**Data to use:**

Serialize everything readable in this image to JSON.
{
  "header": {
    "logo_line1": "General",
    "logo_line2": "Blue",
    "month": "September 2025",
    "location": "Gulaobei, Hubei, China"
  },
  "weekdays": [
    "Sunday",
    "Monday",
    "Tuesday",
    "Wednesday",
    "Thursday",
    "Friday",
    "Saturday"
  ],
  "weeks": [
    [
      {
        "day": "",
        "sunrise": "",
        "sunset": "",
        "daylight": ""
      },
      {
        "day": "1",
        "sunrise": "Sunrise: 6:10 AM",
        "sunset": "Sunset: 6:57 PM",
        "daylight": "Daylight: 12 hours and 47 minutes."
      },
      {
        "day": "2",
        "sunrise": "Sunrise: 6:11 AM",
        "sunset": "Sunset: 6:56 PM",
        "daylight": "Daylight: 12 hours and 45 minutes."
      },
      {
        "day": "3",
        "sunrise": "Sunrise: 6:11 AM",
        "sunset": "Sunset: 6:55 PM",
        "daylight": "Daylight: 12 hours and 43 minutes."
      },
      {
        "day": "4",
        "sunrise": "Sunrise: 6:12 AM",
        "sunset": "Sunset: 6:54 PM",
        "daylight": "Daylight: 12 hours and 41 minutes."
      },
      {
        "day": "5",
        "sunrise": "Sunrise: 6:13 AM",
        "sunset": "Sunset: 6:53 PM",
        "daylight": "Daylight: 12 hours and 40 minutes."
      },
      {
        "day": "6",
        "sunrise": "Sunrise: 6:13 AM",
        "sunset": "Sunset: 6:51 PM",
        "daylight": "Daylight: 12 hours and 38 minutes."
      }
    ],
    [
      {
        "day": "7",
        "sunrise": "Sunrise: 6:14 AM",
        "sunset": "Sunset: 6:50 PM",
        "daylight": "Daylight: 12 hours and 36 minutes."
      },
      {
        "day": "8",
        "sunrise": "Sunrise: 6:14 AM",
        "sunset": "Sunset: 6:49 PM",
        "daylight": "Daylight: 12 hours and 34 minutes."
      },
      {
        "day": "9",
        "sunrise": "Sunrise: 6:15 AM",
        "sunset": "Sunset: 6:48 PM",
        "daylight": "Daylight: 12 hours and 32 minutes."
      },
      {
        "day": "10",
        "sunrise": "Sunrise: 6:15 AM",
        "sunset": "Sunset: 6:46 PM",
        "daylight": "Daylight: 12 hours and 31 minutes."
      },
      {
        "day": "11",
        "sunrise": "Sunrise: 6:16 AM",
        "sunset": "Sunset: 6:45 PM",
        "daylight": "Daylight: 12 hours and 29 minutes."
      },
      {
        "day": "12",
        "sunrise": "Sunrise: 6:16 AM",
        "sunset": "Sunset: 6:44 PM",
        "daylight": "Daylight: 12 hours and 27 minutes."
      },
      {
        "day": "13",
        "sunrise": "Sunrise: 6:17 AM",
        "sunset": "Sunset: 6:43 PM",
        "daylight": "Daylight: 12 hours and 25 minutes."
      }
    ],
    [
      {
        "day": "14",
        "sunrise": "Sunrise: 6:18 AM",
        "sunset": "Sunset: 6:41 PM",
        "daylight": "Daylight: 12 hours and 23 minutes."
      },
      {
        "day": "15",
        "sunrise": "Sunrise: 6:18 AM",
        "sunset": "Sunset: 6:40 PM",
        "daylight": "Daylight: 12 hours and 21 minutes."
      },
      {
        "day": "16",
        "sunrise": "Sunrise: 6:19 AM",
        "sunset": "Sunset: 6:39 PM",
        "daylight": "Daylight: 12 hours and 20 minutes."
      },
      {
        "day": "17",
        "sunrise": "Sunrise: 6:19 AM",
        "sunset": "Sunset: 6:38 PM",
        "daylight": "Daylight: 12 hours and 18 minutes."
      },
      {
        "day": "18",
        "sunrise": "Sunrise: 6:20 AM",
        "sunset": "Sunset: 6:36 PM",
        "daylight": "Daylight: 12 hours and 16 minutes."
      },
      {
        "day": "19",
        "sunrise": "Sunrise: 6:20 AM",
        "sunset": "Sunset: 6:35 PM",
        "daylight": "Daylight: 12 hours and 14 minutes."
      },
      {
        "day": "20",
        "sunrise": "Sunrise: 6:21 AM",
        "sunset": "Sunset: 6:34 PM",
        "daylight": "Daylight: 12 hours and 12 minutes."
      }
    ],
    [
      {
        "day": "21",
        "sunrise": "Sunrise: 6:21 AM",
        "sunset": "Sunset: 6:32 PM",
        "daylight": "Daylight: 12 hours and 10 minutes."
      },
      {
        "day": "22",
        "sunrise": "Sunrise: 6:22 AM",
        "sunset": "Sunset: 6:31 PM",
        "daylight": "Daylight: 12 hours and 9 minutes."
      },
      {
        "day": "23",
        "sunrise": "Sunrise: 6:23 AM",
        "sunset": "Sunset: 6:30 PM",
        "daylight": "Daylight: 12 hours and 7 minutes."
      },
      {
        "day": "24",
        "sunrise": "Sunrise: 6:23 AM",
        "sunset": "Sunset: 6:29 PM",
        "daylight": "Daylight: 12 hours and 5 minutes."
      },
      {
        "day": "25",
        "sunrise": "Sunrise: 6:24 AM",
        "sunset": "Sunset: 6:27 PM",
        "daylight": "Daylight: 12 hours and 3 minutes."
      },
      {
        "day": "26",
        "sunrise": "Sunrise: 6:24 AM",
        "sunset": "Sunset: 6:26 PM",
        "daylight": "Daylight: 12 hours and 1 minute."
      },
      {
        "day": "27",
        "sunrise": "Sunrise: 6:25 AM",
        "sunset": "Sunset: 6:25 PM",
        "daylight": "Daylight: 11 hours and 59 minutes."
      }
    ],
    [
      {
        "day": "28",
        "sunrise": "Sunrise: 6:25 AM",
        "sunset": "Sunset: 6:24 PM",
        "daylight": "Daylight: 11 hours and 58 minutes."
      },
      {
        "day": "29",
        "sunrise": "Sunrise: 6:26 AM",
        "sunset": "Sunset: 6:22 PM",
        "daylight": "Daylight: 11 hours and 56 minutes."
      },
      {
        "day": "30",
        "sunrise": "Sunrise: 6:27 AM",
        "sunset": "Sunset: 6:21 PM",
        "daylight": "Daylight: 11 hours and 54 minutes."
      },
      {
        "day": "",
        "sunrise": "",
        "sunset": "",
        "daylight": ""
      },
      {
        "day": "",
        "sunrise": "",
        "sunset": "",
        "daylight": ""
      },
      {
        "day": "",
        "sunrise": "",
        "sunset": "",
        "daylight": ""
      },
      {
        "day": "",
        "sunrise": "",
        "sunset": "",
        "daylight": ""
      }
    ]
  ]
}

**Short exercise:**
Write out the full listing exactly as given.

**Output of the task:**
Serialize everything readable in this image to JSON.
{
  "header": {
    "logo_line1": "General",
    "logo_line2": "Blue",
    "month": "September 2025",
    "location": "Gulaobei, Hubei, China"
  },
  "weekdays": [
    "Sunday",
    "Monday",
    "Tuesday",
    "Wednesday",
    "Thursday",
    "Friday",
    "Saturday"
  ],
  "weeks": [
    [
      {
        "day": "",
        "sunrise": "",
        "sunset": "",
        "daylight": ""
      },
      {
        "day": "1",
        "sunrise": "Sunrise: 6:10 AM",
        "sunset": "Sunset: 6:57 PM",
        "daylight": "Daylight: 12 hours and 47 minutes."
      },
      {
        "day": "2",
        "sunrise": "Sunrise: 6:11 AM",
        "sunset": "Sunset: 6:56 PM",
        "daylight": "Daylight: 12 hours and 45 minutes."
      },
      {
        "day": "3",
        "sunrise": "Sunrise: 6:11 AM",
        "sunset": "Sunset: 6:55 PM",
        "daylight": "Daylight: 12 hours and 43 minutes."
      },
      {
        "day": "4",
        "sunrise": "Sunrise: 6:12 AM",
        "sunset": "Sunset: 6:54 PM",
        "daylight": "Daylight: 12 hours and 41 minutes."
      },
      {
        "day": "5",
        "sunrise": "Sunrise: 6:13 AM",
        "sunset": "Sunset: 6:53 PM",
        "daylight": "Daylight: 12 hours and 40 minutes."
      },
      {
        "day": "6",
        "sunrise": "Sunrise: 6:13 AM",
        "sunset": "Sunset: 6:51 PM",
        "daylight": "Daylight: 12 hours and 38 minutes."
      }
    ],
    [
      {
        "day": "7",
        "sunrise": "Sunrise: 6:14 AM",
        "sunset": "Sunset: 6:50 PM",
        "daylight": "Daylight: 12 hours and 36 minutes."
      },
      {
        "day": "8",
        "sunrise": "Sunrise: 6:14 AM",
        "sunset": "Sunset: 6:49 PM",
        "daylight": "Daylight: 12 hours and 34 minutes."
      },
      {
        "day": "9",
        "sunrise": "Sunrise: 6:15 AM",
        "sunset": "Sunset: 6:48 PM",
        "daylight": "Daylight: 12 hours and 32 minutes."
      },
      {
        "day": "10",
        "sunrise": "Sunrise: 6:15 AM",
        "sunset": "Sunset: 6:46 PM",
        "daylight": "Daylight: 12 hours and 31 minutes."
      },
      {
        "day": "11",
        "sunrise": "Sunrise: 6:16 AM",
        "sunset": "Sunset: 6:45 PM",
        "daylight": "Daylight: 12 hours and 29 minutes."
      },
      {
        "day": "12",
        "sunrise": "Sunrise: 6:16 AM",
        "sunset": "Sunset: 6:44 PM",
        "daylight": "Daylight: 12 hours and 27 minutes."
      },
      {
        "day": "13",
        "sunrise": "Sunrise: 6:17 AM",
        "sunset": "Sunset: 6:43 PM",
        "daylight": "Daylight: 12 hours and 25 minutes."
      }
    ],
    [
      {
        "day": "14",
        "sunrise": "Sunrise: 6:18 AM",
        "sunset": "Sunset: 6:41 PM",
        "daylight": "Daylight: 12 hours and 23 minutes."
      },
      {
        "day": "15",
        "sunrise": "Sunrise: 6:18 AM",
        "sunset": "Sunset: 6:40 PM",
        "daylight": "Daylight: 12 hours and 21 minutes."
      },
      {
        "day": "16",
        "sunrise": "Sunrise: 6:19 AM",
        "sunset": "Sunset: 6:39 PM",
        "daylight": "Daylight: 12 hours and 20 minutes."
      },
      {
        "day": "17",
        "sunrise": "Sunrise: 6:19 AM",
        "sunset": "Sunset: 6:38 PM",
        "daylight": "Daylight: 12 hours and 18 minutes."
      },
      {
        "day": "18",
        "sunrise": "Sunrise: 6:20 AM",
        "sunset": "Sunset: 6:36 PM",
        "daylight": "Daylight: 12 hours and 16 minutes."
      },
      {
        "day": "19",
        "sunrise": "Sunrise: 6:20 AM",
        "sunset": "Sunset: 6:35 PM",
        "daylight": "Daylight: 12 hours and 14 minutes."
      },
      {
        "day": "20",
        "sunrise": "Sunrise: 6:21 AM",
        "sunset": "Sunset: 6:34 PM",
        "daylight": "Daylight: 12 hours and 12 minutes."
      }
    ],
    [
      {
        "day": "21",
        "sunrise": "Sunrise: 6:21 AM",
        "sunset": "Sunset: 6:32 PM",
        "daylight": "Daylight: 12 hours and 10 minutes."
      },
      {
        "day": "22",
        "sunrise": "Sunrise: 6:22 AM",
        "sunset": "Sunset: 6:31 PM",
        "daylight": "Daylight: 12 hours and 9 minutes."
      },
      {
        "day": "23",
        "sunrise": "Sunrise: 6:23 AM",
        "sunset": "Sunset: 6:30 PM",
        "daylight": "Daylight: 12 hours and 7 minutes."
      },
      {
        "day": "24",
        "sunrise": "Sunrise: 6:23 AM",
        "sunset": "Sunset: 6:29 PM",
        "daylight": "Daylight: 12 hours and 5 minutes."
      },
      {
        "day": "25",
        "sunrise": "Sunrise: 6:24 AM",
        "sunset": "Sunset: 6:27 PM",
        "daylight": "Daylight: 12 hours and 3 minutes."
      },
      {
        "day": "26",
        "sunrise": "Sunrise: 6:24 AM",
        "sunset": "Sunset: 6:26 PM",
        "daylight": "Daylight: 12 hours and 1 minute."
      },
      {
        "day": "27",
        "sunrise": "Sunrise: 6:25 AM",
        "sunset": "Sunset: 6:25 PM",
        "daylight": "Daylight: 11 hours and 59 minutes."
      }
    ],
    [
      {
        "day": "28",
        "sunrise": "Sunrise: 6:25 AM",
        "sunset": "Sunset: 6:24 PM",
        "daylight": "Daylight: 11 hours and 58 minutes."
      },
      {
        "day": "29",
        "sunrise": "Sunrise: 6:26 AM",
        "sunset": "Sunset: 6:22 PM",
        "daylight": "Daylight: 11 hours and 56 minutes."
      },
      {
        "day": "30",
        "sunrise": "Sunrise: 6:27 AM",
        "sunset": "Sunset: 6:21 PM",
        "daylight": "Daylight: 11 hours and 54 minutes."
      },
      {
        "day": "",
        "sunrise": "",
        "sunset": "",
        "daylight": ""
      },
      {
        "day": "",
        "sunrise": "",
        "sunset": "",
        "daylight": ""
      },
      {
        "day": "",
        "sunrise": "",
        "sunset": "",
        "daylight": ""
      },
      {
        "day": "",
        "sunrise": "",
        "sunset": "",
        "daylight": ""
      }
    ]
  ]
}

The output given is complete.